TASK DATA.
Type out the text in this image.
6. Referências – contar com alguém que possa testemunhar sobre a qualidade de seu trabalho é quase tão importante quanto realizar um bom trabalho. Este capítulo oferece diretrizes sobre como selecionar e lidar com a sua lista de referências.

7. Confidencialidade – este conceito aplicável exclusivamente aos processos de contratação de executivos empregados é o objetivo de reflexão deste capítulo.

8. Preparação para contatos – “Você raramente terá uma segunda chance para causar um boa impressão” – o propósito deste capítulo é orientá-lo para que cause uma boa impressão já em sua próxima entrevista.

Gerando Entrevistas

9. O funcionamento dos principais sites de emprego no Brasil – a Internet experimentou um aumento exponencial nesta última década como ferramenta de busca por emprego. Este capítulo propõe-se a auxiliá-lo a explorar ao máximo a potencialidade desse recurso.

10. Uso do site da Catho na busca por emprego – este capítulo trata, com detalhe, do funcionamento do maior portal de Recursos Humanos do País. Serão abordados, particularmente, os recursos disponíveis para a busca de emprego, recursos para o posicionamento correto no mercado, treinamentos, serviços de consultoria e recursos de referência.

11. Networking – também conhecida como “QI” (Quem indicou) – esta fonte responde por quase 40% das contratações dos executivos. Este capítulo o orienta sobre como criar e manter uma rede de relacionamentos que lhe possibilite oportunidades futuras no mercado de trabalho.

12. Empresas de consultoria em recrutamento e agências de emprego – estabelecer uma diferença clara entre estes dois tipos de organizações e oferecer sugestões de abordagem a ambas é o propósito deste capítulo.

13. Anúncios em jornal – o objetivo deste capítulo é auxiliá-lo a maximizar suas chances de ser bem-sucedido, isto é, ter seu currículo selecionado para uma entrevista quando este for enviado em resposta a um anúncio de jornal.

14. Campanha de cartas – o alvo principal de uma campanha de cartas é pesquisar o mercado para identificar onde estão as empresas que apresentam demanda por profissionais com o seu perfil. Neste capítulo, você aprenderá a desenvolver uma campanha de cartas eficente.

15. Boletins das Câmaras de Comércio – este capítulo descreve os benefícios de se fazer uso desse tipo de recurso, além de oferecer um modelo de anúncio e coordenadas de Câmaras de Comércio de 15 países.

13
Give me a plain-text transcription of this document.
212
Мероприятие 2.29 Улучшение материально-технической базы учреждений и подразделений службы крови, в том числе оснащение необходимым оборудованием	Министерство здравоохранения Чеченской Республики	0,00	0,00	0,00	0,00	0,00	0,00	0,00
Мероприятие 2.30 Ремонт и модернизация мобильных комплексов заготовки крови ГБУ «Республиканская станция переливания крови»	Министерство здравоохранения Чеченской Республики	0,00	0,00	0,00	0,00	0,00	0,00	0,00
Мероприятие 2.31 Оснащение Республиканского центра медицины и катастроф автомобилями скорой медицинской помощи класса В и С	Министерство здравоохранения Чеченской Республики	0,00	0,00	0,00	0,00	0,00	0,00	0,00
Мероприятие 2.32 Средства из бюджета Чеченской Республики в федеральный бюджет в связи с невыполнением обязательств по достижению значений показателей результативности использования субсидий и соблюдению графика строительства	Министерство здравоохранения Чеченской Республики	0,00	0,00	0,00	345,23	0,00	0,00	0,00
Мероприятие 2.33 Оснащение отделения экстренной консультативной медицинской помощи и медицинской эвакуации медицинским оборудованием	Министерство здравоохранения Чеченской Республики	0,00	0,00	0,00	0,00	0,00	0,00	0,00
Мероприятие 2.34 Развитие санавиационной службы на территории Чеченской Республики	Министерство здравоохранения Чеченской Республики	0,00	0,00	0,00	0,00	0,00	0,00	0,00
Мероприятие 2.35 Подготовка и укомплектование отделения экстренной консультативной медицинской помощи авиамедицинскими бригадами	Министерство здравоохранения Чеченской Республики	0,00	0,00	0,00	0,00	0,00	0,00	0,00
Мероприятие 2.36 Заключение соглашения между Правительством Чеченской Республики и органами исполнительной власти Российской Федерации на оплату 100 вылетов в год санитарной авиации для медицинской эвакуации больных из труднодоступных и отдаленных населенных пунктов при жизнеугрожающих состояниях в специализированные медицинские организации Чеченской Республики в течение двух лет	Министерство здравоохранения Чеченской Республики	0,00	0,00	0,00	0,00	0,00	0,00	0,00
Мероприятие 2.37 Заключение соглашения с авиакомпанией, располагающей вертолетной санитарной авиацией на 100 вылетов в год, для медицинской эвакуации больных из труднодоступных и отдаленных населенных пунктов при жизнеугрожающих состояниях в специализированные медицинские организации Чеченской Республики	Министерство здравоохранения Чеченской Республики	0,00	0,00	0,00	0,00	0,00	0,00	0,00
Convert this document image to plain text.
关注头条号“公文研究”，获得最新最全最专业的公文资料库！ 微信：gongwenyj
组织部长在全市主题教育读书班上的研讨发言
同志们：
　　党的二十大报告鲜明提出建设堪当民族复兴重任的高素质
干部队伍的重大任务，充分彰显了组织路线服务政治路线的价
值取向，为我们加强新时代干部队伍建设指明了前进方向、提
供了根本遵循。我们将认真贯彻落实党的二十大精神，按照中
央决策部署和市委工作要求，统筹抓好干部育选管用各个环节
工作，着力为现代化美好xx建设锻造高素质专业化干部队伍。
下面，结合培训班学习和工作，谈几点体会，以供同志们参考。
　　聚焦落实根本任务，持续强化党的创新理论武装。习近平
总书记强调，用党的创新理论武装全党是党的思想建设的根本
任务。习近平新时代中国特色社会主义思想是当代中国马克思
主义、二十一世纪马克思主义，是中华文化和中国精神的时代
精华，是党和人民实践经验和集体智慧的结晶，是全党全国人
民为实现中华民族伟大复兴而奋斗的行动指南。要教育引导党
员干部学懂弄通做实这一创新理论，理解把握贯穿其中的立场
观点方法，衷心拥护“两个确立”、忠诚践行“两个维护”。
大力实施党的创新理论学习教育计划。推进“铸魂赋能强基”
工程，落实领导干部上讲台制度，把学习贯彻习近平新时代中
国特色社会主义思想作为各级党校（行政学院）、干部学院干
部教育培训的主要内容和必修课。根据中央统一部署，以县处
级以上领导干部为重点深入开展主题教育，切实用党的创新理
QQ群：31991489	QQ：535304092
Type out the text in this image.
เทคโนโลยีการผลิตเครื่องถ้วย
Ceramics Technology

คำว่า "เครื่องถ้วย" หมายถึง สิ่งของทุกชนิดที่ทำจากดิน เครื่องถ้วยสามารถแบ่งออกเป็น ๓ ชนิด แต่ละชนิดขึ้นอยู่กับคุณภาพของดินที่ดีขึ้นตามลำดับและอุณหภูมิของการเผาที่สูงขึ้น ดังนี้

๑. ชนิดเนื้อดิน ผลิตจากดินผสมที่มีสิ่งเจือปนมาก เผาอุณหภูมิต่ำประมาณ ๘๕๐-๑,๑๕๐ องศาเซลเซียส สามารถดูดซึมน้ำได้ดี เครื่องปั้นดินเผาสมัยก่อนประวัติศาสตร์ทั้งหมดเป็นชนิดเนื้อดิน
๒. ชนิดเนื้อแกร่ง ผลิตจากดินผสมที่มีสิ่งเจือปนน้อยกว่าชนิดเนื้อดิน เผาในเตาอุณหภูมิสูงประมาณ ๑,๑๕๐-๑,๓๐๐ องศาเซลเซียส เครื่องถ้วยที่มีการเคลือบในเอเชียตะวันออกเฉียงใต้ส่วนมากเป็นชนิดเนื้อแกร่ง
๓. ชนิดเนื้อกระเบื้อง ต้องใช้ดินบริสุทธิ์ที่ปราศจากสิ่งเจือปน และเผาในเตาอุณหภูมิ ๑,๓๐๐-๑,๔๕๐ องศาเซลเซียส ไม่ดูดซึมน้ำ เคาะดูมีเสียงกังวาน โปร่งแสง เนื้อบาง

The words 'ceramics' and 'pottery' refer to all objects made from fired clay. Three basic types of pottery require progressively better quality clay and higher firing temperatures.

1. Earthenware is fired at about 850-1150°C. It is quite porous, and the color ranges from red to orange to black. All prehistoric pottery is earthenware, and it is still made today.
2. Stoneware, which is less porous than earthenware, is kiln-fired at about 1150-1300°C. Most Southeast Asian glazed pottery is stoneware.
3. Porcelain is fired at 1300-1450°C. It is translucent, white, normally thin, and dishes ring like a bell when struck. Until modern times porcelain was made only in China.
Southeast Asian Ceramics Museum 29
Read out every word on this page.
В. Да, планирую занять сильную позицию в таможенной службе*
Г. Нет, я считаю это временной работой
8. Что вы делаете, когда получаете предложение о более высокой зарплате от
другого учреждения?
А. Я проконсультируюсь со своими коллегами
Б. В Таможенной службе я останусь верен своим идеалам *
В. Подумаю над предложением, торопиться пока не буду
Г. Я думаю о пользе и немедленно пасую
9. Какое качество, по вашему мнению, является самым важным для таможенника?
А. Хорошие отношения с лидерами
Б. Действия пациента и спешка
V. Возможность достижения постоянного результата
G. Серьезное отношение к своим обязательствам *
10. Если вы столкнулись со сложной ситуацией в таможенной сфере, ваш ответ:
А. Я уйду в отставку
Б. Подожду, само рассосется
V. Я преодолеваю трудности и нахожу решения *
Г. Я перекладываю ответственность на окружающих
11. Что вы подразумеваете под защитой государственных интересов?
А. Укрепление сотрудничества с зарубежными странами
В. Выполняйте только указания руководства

PROBLEM TO WORK ON. How many lines in these entries contain the string "busca"? State the number and nothing more.

EXERCISE SOLUTION. 2